In the data below, find every line that has the string "correct", and copy it.

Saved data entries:
◆ ◆ ◆ ◆ ◆ ◆ ◆

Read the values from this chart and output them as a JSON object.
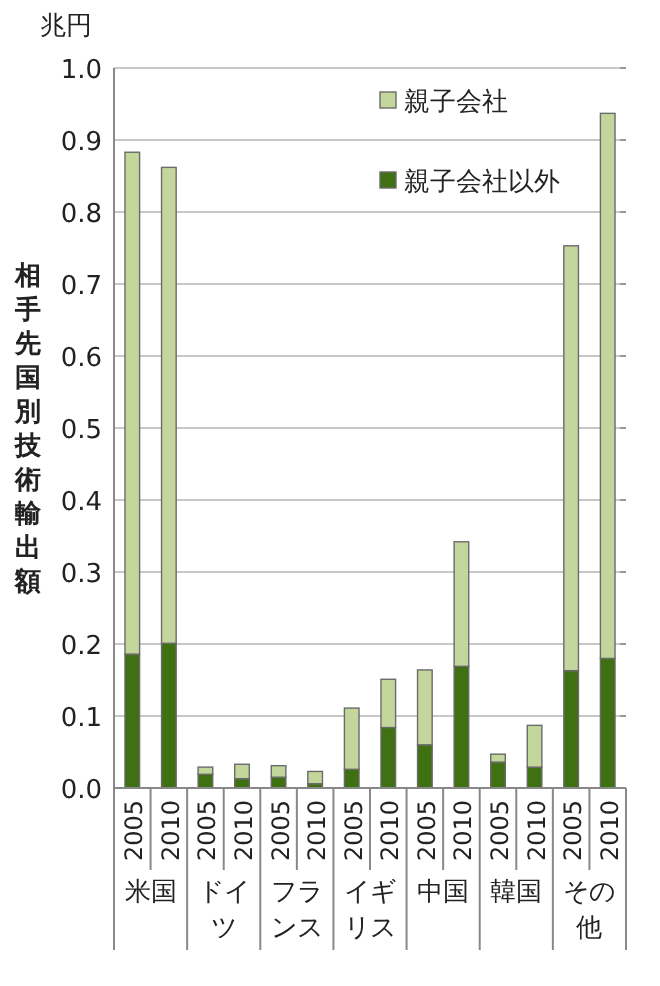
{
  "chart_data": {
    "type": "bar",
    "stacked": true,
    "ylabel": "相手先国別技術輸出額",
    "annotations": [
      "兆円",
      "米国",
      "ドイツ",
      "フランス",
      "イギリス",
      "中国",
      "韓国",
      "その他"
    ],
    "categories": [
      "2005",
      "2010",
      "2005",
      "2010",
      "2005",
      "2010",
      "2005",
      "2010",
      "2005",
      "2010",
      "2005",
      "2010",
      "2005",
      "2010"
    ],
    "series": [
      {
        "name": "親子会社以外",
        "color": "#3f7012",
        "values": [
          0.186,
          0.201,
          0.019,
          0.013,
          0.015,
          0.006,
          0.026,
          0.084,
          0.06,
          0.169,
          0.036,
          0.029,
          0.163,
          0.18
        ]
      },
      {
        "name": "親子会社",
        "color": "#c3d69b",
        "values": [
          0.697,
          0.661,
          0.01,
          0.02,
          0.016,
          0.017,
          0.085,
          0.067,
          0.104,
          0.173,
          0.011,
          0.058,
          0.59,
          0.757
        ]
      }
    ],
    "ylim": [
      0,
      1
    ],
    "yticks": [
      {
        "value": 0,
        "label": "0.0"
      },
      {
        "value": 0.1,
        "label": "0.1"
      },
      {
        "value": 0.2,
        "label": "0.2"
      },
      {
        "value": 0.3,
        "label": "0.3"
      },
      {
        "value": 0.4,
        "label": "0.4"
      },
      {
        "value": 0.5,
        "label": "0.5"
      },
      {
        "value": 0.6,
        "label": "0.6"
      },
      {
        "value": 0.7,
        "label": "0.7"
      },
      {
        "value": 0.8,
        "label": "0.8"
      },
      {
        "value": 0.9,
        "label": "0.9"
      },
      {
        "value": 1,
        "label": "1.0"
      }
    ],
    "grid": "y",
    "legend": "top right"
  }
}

◆ ◆ ◆ ◆ ◆ ◆ ◆

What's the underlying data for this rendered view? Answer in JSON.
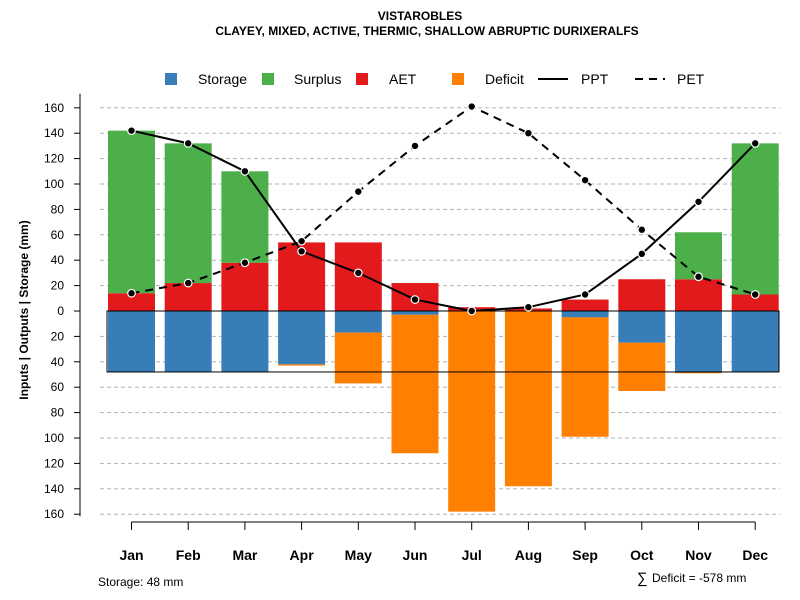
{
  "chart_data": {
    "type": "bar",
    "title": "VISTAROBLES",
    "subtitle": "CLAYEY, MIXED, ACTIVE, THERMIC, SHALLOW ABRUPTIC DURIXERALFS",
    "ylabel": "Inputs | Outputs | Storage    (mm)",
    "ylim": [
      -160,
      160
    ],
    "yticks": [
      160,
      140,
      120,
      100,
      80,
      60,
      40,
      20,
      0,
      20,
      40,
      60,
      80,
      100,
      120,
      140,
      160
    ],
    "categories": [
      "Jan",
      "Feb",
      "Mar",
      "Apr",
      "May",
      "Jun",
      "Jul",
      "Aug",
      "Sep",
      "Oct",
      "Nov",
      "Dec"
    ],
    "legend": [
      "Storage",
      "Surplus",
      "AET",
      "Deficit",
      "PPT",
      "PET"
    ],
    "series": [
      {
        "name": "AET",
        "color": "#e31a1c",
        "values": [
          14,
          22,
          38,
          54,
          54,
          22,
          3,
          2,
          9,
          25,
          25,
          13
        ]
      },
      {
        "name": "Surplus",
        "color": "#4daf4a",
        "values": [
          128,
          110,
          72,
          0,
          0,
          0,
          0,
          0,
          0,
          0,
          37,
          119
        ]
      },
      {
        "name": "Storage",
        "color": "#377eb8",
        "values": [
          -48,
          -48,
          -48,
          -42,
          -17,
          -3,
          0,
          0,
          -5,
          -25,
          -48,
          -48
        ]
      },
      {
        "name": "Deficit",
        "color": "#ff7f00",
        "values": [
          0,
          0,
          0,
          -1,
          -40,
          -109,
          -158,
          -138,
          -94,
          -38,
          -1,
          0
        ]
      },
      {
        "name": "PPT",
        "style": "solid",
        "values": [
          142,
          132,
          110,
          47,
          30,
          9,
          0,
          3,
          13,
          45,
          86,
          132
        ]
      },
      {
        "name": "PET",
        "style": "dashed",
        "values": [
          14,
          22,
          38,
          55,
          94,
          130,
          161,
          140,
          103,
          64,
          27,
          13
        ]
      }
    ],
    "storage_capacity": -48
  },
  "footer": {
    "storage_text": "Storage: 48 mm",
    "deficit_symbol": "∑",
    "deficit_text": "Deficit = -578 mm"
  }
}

◆ ◆ ◆ ◆ ◆ ◆ ◆

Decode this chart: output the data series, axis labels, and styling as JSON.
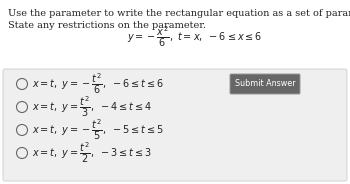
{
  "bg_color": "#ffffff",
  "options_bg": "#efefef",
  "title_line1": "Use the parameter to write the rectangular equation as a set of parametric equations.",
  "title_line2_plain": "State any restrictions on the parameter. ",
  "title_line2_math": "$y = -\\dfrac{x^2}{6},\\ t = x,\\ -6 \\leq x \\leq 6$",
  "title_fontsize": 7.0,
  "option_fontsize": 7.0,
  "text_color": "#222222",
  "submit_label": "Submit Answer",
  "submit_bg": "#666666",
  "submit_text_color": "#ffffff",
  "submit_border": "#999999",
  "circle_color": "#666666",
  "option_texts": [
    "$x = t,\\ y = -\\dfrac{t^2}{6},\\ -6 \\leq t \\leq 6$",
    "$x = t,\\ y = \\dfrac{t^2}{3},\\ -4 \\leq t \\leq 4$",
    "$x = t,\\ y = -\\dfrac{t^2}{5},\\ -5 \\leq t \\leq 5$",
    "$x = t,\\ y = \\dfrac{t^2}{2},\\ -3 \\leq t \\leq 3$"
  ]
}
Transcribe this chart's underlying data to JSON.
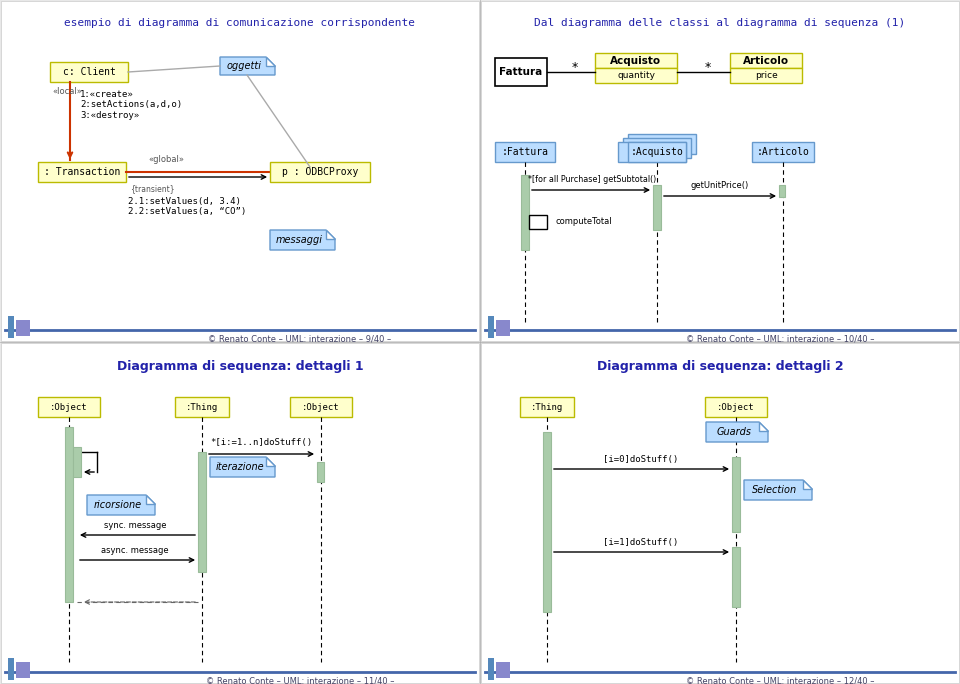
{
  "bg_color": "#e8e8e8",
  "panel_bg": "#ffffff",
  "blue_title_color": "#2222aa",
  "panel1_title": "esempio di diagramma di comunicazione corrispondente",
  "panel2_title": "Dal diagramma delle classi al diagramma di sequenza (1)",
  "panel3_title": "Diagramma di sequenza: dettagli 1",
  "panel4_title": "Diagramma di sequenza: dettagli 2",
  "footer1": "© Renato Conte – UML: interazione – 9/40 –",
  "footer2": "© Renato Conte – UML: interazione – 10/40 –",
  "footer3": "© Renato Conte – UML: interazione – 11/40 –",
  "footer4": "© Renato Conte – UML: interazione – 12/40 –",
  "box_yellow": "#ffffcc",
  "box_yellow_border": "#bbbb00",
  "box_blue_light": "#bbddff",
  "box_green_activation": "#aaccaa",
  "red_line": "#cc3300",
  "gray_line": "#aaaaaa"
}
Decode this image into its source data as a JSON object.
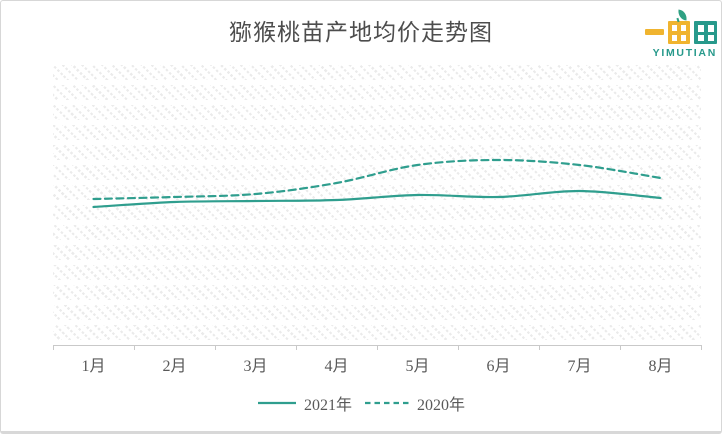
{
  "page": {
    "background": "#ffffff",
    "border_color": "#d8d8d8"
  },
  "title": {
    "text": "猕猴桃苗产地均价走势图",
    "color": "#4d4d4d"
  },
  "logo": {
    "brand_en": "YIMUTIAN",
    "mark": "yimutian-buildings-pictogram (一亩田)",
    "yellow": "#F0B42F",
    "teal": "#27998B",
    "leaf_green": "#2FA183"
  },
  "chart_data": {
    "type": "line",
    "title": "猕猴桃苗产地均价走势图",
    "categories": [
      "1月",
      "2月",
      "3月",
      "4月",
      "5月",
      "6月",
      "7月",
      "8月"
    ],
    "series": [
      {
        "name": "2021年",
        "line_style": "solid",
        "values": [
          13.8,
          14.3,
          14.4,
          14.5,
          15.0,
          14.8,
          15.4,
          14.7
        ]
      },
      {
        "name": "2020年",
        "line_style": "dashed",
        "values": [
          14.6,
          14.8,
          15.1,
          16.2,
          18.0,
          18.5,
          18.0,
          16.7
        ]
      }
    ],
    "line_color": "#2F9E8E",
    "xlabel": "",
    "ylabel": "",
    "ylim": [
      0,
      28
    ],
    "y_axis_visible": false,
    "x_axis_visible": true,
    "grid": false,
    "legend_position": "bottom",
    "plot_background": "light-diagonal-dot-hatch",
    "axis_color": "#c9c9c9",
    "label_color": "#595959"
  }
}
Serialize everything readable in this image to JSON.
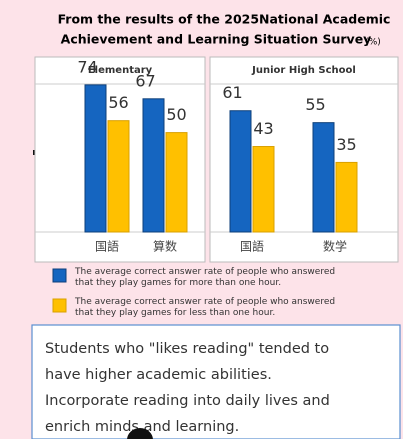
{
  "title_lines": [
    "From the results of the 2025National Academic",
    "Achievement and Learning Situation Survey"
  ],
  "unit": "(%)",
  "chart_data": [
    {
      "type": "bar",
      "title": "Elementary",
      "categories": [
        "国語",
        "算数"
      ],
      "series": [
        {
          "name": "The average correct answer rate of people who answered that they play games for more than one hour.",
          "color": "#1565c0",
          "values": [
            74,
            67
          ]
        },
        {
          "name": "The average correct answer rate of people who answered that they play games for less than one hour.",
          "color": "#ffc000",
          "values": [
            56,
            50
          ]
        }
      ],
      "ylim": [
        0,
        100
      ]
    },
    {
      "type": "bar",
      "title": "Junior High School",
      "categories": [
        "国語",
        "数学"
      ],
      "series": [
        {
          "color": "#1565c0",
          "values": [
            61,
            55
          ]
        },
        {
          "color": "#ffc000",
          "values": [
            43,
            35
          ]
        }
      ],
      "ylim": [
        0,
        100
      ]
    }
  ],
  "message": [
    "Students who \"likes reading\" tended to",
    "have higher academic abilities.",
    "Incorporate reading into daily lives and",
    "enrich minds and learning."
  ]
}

◆ ◆ ◆ ◆ ◆ ◆ ◆

### EXERCISE RESPONSE
          "name": "The average correct answer rate of people who answered that they play games for more than one hour.",
          "name": "The average correct answer rate of people who answered that they play games for less than one hour.",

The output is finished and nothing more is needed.